§ **Written instruction**
Skip the pictures. Copy all the rest of the records down exactly.

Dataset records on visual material
▬▬▬▬▬▬

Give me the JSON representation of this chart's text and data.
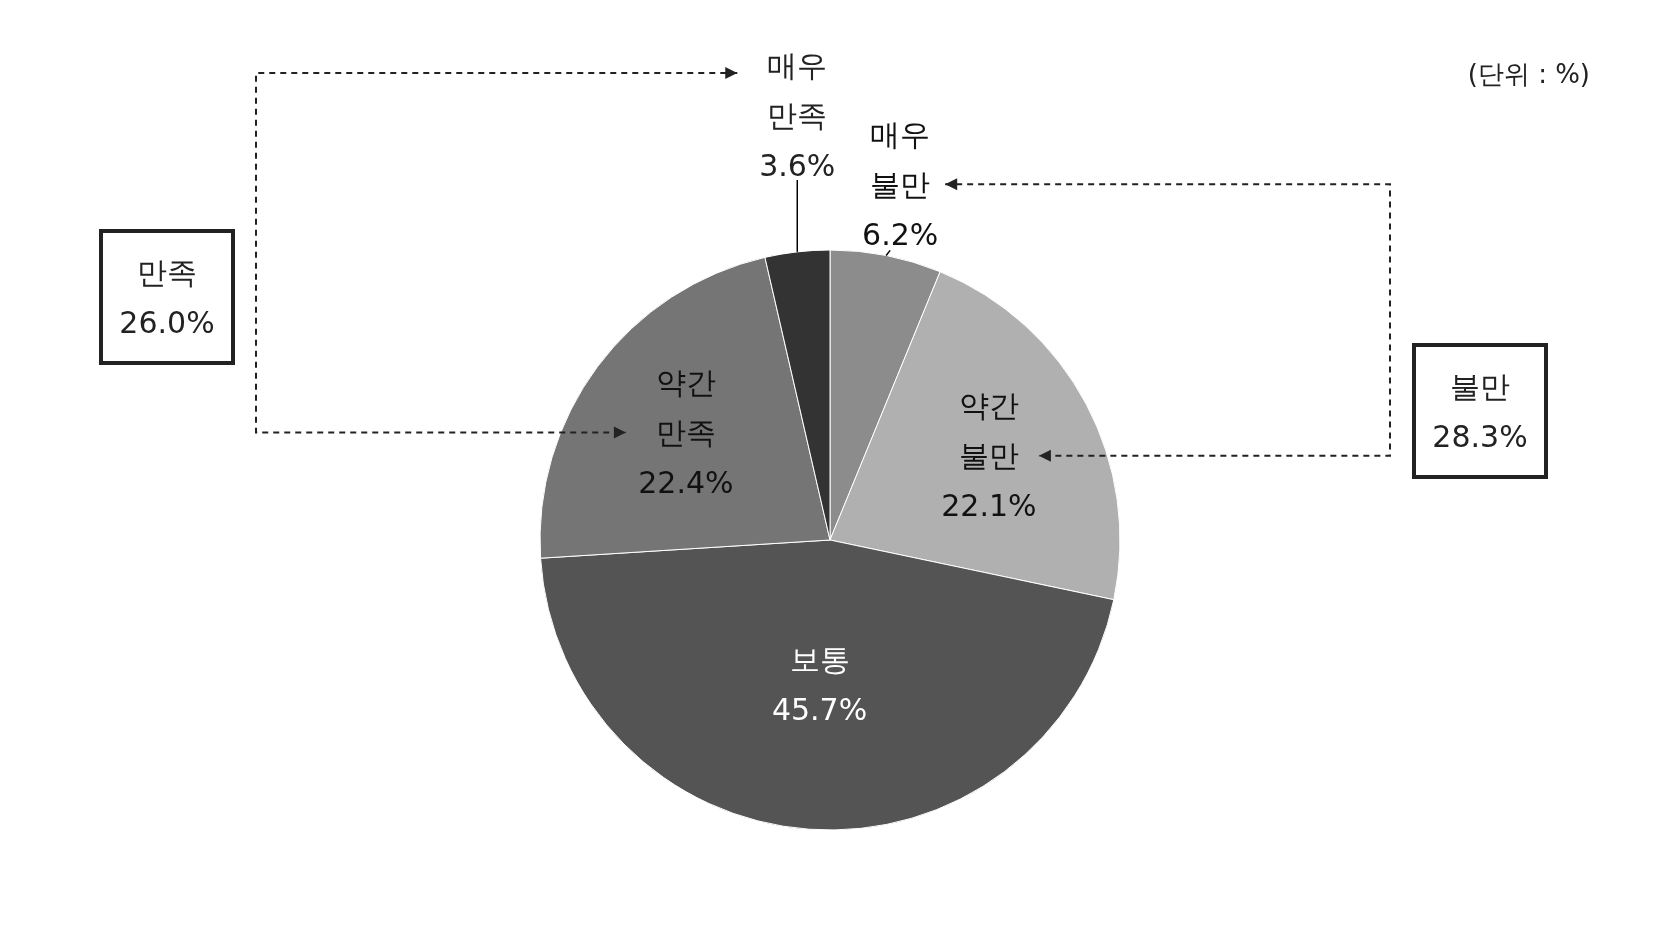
{
  "chart_data": {
    "type": "pie",
    "categories": [
      "매우 불만",
      "약간 불만",
      "보통",
      "약간 만족",
      "매우 만족"
    ],
    "values": [
      6.2,
      22.1,
      45.7,
      22.4,
      3.6
    ],
    "value_labels": [
      "6.2%",
      "22.1%",
      "45.7%",
      "22.4%",
      "3.6%"
    ],
    "colors": [
      "#8c8c8c",
      "#b0b0b0",
      "#545454",
      "#757575",
      "#333333"
    ],
    "annotations": [
      "(단위 : %)",
      "만족 26.0%",
      "불만 28.3%"
    ]
  }
}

▬▬▬▬▬▬

§ **Reply to the task**
Give me the JSON representation of this chart's text and data.
{
  "chart_data": {
    "type": "pie",
    "categories": [
      "매우 불만",
      "약간 불만",
      "보통",
      "약간 만족",
      "매우 만족"
    ],
    "values": [
      6.2,
      22.1,
      45.7,
      22.4,
      3.6
    ],
    "value_labels": [
      "6.2%",
      "22.1%",
      "45.7%",
      "22.4%",
      "3.6%"
    ],
    "colors": [
      "#8c8c8c",
      "#b0b0b0",
      "#545454",
      "#757575",
      "#333333"
    ],
    "annotations": [
      "(단위 : %)",
      "만족 26.0%",
      "불만 28.3%"
    ]
  }
}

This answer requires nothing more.